**What you have to do**. Copy out the records in full, word for word, without pictures.

[Entries shown start]

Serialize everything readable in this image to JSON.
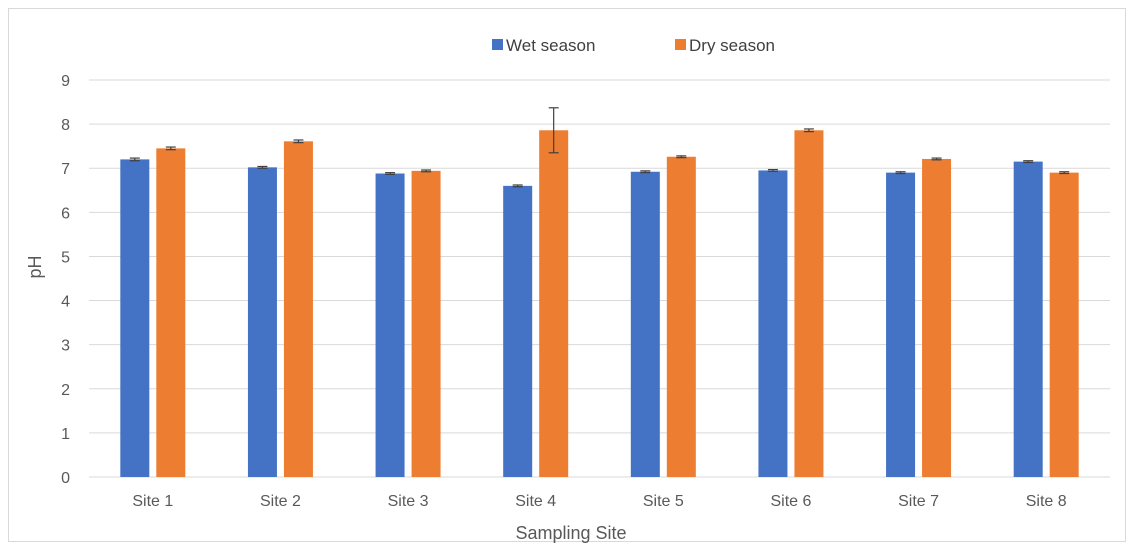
{
  "chart_data": {
    "type": "bar",
    "title": "",
    "xlabel": "Sampling Site",
    "ylabel": "pH",
    "ylim": [
      0,
      9
    ],
    "yticks": [
      0,
      1,
      2,
      3,
      4,
      5,
      6,
      7,
      8,
      9
    ],
    "grid": true,
    "legend_position": "top",
    "categories": [
      "Site 1",
      "Site 2",
      "Site 3",
      "Site 4",
      "Site 5",
      "Site 6",
      "Site 7",
      "Site 8"
    ],
    "series": [
      {
        "name": "Wet season",
        "color": "#4472C4",
        "values": [
          7.2,
          7.02,
          6.88,
          6.6,
          6.92,
          6.95,
          6.9,
          7.15
        ],
        "errors": [
          0.03,
          0.02,
          0.02,
          0.02,
          0.02,
          0.02,
          0.02,
          0.02
        ]
      },
      {
        "name": "Dry season",
        "color": "#ED7D31",
        "values": [
          7.45,
          7.61,
          6.94,
          7.86,
          7.26,
          7.86,
          7.21,
          6.9
        ],
        "errors": [
          0.03,
          0.03,
          0.02,
          0.51,
          0.02,
          0.03,
          0.02,
          0.02
        ]
      }
    ]
  },
  "colors": {
    "gridline": "#d9d9d9",
    "errorbar": "#404040",
    "text": "#595959"
  }
}
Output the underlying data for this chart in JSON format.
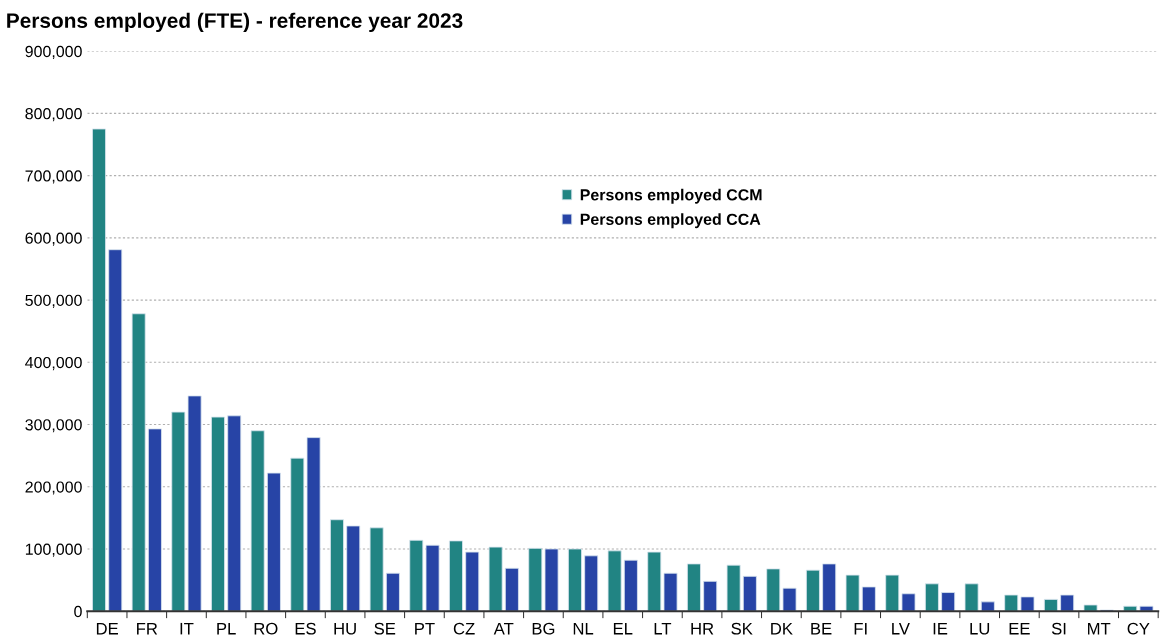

[Entries shown end]

**Answer to the problem**.
Serialize everything readable in this image to JSON.
{
  "chart_data": {
    "type": "bar",
    "title": "",
    "xlabel": "Sampling Site",
    "ylabel": "pH",
    "ylim": [
      0,
      9
    ],
    "yticks": [
      0,
      1,
      2,
      3,
      4,
      5,
      6,
      7,
      8,
      9
    ],
    "grid": true,
    "legend_position": "top",
    "categories": [
      "Site 1",
      "Site 2",
      "Site 3",
      "Site 4",
      "Site 5",
      "Site 6",
      "Site 7",
      "Site 8"
    ],
    "series": [
      {
        "name": "Wet season",
        "color": "#4472C4",
        "values": [
          7.2,
          7.02,
          6.88,
          6.6,
          6.92,
          6.95,
          6.9,
          7.15
        ],
        "errors": [
          0.03,
          0.02,
          0.02,
          0.02,
          0.02,
          0.02,
          0.02,
          0.02
        ]
      },
      {
        "name": "Dry season",
        "color": "#ED7D31",
        "values": [
          7.45,
          7.61,
          6.94,
          7.86,
          7.26,
          7.86,
          7.21,
          6.9
        ],
        "errors": [
          0.03,
          0.03,
          0.02,
          0.51,
          0.02,
          0.03,
          0.02,
          0.02
        ]
      }
    ]
  },
  "colors": {
    "gridline": "#d9d9d9",
    "errorbar": "#404040",
    "text": "#595959"
  }
}
Output the underlying data for this chart in JSON format.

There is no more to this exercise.